____ Input

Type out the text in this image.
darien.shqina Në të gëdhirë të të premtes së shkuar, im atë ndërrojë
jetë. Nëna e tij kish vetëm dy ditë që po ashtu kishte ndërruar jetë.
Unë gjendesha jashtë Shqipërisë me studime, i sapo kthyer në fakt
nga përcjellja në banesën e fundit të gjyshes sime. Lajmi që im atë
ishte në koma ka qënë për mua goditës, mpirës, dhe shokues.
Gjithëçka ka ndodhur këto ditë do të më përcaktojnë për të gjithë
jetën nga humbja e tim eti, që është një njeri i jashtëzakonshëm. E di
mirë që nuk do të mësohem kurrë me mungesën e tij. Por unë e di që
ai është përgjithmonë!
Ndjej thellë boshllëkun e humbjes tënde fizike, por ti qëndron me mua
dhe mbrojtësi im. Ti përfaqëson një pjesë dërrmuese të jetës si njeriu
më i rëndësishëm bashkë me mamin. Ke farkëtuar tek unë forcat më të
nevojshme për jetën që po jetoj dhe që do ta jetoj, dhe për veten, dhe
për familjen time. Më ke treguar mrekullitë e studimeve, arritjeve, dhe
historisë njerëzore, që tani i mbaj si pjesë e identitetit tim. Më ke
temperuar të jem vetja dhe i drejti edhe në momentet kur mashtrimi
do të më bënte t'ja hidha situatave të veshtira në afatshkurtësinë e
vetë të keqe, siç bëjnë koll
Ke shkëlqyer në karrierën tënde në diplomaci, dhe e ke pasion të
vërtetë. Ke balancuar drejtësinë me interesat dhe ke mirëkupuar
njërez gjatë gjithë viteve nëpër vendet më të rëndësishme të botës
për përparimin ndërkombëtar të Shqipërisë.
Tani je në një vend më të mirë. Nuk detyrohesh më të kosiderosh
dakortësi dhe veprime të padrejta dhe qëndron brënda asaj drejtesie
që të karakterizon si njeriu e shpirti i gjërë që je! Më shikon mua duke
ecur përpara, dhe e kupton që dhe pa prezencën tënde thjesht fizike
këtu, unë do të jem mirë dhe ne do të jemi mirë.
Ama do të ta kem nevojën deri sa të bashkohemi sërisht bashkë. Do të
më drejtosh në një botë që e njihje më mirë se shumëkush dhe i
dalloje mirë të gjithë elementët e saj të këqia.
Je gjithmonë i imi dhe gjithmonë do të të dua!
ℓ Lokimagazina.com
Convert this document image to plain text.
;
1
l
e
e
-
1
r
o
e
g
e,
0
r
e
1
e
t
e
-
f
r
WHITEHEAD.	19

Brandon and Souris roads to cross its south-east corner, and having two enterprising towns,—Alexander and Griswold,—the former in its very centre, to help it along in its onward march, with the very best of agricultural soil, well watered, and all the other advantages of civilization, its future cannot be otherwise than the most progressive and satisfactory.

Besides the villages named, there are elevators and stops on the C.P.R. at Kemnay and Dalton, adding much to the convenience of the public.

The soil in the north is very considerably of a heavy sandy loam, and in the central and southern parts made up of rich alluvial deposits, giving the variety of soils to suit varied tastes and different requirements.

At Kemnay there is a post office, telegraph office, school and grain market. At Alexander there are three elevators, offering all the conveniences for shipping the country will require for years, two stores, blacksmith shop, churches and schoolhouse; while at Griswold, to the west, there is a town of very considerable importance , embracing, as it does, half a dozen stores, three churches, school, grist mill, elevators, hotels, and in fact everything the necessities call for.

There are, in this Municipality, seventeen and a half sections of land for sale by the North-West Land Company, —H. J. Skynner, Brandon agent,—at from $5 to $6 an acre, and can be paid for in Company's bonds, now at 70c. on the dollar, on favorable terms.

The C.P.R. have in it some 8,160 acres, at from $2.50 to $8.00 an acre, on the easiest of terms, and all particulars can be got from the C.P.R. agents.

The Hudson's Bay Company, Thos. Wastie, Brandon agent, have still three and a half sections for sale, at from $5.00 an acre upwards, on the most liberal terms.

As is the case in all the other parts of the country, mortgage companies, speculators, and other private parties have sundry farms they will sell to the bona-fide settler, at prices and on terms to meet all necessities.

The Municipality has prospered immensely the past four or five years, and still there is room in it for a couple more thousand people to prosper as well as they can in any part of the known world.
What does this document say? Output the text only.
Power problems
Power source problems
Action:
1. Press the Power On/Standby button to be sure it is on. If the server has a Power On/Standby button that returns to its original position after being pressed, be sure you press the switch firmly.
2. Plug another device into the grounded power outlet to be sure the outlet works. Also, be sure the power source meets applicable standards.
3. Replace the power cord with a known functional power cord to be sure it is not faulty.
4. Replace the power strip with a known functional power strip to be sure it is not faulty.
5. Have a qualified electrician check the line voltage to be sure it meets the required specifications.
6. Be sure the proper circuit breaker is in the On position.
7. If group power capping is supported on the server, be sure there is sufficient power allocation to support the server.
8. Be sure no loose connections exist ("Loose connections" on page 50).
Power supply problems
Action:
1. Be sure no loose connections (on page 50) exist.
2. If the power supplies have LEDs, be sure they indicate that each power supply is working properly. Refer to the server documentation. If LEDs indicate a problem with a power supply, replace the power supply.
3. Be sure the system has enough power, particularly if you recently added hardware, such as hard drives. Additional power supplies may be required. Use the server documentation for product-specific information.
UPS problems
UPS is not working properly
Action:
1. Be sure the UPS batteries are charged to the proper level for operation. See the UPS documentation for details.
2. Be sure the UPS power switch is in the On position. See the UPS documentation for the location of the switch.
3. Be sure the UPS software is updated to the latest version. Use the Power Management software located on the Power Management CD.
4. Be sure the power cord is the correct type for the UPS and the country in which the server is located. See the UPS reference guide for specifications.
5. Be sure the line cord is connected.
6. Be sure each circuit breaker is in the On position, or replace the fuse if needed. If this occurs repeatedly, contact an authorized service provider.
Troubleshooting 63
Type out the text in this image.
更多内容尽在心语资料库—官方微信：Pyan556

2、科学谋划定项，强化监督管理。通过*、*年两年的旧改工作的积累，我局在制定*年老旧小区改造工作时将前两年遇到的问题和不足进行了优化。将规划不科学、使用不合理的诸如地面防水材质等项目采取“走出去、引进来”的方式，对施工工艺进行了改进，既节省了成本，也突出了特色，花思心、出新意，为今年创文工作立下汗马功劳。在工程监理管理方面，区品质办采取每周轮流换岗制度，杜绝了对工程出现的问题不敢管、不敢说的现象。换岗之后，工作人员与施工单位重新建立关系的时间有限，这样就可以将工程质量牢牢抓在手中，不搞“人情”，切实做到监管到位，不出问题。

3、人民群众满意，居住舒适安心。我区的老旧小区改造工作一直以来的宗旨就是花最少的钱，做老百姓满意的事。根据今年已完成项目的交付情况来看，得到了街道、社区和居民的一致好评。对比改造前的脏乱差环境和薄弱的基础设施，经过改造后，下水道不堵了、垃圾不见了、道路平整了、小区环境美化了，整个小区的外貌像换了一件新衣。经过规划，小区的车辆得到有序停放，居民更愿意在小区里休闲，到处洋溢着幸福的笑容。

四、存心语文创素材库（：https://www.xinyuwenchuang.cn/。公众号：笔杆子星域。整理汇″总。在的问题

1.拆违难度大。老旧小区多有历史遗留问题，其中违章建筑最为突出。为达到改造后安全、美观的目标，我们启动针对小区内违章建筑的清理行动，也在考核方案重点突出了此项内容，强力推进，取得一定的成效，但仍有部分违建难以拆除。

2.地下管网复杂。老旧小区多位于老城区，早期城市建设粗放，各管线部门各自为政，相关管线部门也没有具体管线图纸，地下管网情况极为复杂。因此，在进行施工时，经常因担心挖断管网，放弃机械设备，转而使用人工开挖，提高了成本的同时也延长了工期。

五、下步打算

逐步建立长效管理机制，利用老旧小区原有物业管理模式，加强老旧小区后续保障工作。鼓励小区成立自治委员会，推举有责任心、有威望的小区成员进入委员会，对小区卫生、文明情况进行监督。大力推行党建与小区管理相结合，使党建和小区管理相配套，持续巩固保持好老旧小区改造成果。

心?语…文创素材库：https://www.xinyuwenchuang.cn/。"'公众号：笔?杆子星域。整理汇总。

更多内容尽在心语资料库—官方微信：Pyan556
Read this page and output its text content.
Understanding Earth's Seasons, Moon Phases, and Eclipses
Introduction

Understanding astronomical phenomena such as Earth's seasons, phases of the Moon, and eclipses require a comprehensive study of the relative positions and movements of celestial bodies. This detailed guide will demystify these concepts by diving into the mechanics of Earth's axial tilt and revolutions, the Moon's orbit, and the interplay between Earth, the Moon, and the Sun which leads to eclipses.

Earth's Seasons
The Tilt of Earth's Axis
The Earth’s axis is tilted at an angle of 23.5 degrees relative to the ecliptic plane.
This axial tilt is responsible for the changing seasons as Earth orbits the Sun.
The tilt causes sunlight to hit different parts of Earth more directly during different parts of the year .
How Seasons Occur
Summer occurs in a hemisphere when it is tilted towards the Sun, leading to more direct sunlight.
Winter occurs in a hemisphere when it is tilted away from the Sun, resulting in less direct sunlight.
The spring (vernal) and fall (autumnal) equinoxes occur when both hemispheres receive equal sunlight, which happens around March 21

________

- Given request
Find how many lines include the string "functional" and report that number alone.

- Result for this task
2